━━ SOURCE RECORDS
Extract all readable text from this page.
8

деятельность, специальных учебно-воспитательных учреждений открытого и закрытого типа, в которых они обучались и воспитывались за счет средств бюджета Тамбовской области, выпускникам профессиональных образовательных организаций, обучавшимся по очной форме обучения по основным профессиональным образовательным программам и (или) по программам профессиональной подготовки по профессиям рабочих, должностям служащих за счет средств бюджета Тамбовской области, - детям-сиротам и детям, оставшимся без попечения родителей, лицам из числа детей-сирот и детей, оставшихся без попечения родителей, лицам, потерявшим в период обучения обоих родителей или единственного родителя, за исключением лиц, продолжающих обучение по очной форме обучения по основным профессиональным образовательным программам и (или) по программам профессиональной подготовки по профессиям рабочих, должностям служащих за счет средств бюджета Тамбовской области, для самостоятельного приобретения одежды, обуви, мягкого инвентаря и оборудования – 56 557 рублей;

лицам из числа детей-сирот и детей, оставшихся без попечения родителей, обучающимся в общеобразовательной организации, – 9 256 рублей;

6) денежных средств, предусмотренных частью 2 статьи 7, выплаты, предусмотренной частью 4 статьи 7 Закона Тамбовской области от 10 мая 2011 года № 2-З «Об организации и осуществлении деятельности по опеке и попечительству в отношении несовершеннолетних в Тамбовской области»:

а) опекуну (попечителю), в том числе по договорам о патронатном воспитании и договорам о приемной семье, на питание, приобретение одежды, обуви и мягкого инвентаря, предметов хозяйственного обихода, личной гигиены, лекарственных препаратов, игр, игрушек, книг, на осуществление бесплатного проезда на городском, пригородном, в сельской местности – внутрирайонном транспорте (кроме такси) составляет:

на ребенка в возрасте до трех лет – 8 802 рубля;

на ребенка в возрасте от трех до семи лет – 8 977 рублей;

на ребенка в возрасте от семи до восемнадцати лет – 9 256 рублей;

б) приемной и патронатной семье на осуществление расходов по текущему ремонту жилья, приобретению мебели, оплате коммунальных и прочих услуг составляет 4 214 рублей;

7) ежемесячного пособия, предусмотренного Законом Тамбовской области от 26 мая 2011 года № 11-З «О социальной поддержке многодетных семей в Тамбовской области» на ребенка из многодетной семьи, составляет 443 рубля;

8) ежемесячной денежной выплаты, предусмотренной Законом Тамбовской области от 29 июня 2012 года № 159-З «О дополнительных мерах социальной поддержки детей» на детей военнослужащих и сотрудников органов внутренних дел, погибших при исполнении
━━━━
━━ SOURCE RECORDS
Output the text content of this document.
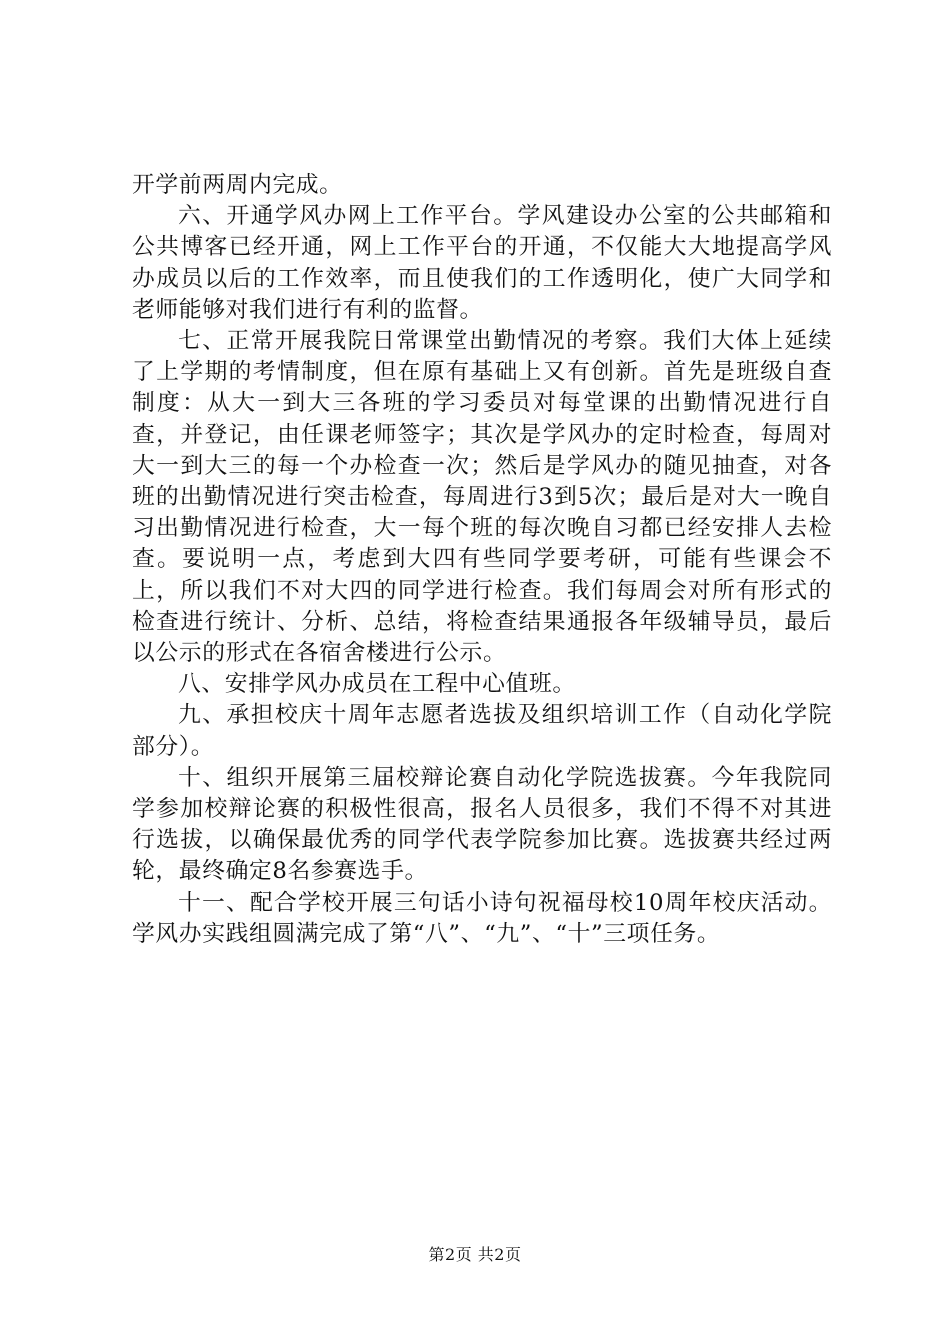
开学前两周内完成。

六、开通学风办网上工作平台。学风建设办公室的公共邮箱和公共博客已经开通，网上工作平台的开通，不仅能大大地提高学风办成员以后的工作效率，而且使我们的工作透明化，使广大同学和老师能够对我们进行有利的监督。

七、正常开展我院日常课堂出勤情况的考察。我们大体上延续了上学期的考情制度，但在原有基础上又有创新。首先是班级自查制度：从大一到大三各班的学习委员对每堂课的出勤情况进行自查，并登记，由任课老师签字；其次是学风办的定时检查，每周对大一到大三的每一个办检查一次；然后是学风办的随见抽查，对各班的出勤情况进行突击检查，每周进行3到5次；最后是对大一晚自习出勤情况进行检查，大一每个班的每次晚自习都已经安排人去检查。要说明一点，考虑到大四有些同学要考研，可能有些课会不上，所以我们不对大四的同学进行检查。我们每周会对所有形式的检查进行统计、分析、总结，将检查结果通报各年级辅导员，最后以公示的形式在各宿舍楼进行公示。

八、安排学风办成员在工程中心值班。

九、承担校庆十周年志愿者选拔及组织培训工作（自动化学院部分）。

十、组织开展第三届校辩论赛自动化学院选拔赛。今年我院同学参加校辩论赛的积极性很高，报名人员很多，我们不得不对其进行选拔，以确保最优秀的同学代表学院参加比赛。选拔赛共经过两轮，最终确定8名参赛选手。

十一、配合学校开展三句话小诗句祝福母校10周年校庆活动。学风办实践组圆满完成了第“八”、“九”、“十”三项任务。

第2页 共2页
━━━━
**WHAT THIS TASK INVOLVES:**
Copy every single line of the material above that holds "приемной".

**OUTPUT FOR THIS TASK:**
а) опекуну (попечителю), в том числе по договорам о патронатном воспитании и договорам о приемной семье, на питание, приобретение одежды, обуви и мягкого инвентаря, предметов хозяйственного обихода, личной гигиены, лекарственных препаратов, игр, игрушек, книг, на осуществление бесплатного проезда на городском, пригородном, в сельской местности – внутрирайонном транспорте (кроме такси) составляет:
б) приемной и патронатной семье на осуществление расходов по текущему ремонту жилья, приобретению мебели, оплате коммунальных и прочих услуг составляет 4 214 рублей;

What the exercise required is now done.